Task objective:
Among the entries below, find the lines with "this" and copy them.

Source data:
..............................
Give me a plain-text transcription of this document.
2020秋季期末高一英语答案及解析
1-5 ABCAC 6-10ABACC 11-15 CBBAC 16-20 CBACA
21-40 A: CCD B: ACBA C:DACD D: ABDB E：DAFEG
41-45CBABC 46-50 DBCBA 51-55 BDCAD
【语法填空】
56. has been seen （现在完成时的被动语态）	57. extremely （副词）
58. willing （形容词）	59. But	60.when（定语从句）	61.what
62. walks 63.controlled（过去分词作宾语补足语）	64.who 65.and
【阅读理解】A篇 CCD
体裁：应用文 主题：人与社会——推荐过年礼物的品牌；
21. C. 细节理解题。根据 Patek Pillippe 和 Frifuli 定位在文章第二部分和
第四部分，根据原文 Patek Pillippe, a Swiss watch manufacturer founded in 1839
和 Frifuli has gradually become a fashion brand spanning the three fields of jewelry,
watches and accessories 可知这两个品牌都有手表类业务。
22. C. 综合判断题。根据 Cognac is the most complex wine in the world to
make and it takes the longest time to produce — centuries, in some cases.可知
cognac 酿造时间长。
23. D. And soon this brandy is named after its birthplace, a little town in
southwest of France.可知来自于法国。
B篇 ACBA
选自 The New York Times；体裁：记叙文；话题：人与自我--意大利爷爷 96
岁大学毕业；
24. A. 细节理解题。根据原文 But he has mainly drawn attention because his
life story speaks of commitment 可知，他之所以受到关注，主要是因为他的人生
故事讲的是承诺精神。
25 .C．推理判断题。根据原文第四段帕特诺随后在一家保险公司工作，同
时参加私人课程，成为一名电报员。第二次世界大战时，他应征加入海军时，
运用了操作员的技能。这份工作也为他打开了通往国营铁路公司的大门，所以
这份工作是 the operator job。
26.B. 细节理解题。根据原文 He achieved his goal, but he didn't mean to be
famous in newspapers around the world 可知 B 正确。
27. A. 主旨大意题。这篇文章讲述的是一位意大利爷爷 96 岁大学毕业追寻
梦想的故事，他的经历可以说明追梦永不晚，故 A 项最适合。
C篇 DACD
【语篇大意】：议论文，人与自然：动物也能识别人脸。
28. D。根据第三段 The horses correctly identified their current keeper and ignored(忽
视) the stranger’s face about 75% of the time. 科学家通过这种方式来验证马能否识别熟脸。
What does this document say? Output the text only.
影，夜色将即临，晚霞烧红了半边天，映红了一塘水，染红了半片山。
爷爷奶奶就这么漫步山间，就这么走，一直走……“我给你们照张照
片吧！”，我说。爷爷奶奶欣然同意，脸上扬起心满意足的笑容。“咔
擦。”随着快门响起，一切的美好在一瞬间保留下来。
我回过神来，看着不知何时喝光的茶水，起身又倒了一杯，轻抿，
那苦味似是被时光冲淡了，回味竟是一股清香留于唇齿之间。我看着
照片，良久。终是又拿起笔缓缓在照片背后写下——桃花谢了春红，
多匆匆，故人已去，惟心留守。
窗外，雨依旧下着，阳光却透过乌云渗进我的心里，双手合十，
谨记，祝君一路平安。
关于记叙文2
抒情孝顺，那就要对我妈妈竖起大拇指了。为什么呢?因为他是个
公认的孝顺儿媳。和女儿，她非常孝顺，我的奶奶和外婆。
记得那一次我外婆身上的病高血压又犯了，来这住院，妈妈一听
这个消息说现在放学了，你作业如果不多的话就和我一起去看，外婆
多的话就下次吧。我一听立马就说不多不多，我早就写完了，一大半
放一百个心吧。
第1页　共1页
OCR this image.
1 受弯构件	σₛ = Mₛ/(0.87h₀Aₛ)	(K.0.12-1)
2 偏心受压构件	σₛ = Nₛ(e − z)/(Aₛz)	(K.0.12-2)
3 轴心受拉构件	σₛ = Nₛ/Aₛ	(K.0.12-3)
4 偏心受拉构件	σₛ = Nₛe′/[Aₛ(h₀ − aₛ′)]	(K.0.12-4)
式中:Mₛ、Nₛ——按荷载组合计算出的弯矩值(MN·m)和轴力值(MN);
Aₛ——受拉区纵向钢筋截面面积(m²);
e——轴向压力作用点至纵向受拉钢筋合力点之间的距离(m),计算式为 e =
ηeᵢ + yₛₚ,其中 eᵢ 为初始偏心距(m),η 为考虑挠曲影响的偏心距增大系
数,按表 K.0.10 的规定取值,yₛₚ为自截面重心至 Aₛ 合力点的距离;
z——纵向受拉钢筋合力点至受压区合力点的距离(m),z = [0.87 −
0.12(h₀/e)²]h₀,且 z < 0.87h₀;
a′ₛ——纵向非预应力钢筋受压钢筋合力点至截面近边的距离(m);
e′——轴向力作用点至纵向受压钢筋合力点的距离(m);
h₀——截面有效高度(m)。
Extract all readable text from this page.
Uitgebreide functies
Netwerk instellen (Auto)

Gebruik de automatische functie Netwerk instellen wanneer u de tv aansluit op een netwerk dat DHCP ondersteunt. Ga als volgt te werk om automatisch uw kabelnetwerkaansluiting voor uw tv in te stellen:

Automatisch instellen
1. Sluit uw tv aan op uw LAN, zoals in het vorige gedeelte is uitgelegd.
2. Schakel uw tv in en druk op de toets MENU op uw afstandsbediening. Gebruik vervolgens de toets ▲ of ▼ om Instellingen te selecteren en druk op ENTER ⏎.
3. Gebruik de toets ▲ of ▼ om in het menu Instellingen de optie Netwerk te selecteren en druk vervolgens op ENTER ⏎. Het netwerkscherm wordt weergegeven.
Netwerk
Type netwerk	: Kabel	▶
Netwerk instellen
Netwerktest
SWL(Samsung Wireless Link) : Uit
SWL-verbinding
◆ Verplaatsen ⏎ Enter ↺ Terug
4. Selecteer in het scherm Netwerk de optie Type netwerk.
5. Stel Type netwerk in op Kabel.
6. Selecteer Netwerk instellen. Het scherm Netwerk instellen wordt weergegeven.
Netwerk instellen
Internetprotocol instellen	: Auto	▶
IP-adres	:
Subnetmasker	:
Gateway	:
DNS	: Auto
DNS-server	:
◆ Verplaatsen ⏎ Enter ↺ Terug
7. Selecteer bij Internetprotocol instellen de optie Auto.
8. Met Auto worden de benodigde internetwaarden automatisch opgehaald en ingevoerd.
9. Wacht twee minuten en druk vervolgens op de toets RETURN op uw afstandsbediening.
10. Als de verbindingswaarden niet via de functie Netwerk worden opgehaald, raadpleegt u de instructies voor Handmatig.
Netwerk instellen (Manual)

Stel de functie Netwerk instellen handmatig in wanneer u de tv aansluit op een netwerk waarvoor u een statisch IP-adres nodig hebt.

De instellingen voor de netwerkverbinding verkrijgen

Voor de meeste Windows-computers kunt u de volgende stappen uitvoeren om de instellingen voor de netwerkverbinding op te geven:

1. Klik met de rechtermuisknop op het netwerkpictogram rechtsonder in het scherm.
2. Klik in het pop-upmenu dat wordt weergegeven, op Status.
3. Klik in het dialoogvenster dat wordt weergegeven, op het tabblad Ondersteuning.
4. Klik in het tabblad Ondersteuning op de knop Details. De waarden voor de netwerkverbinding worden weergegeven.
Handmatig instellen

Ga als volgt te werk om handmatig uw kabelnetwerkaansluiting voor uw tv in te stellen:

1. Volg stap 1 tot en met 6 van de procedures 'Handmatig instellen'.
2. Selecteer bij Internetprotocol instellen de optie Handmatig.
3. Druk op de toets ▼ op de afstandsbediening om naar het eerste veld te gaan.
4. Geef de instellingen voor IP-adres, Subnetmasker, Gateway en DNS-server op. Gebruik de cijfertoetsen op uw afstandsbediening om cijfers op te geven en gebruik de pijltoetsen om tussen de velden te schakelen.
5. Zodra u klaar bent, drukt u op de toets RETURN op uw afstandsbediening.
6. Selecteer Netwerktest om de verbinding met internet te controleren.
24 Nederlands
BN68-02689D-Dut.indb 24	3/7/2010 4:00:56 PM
..............................
Task response:
Give me a plain-text transcription of this document.
23. D. And soon this brandy is named after its birthplace, a little town in
What does this document say? Output the text only.
OCR this image.
Extract all readable text from this page.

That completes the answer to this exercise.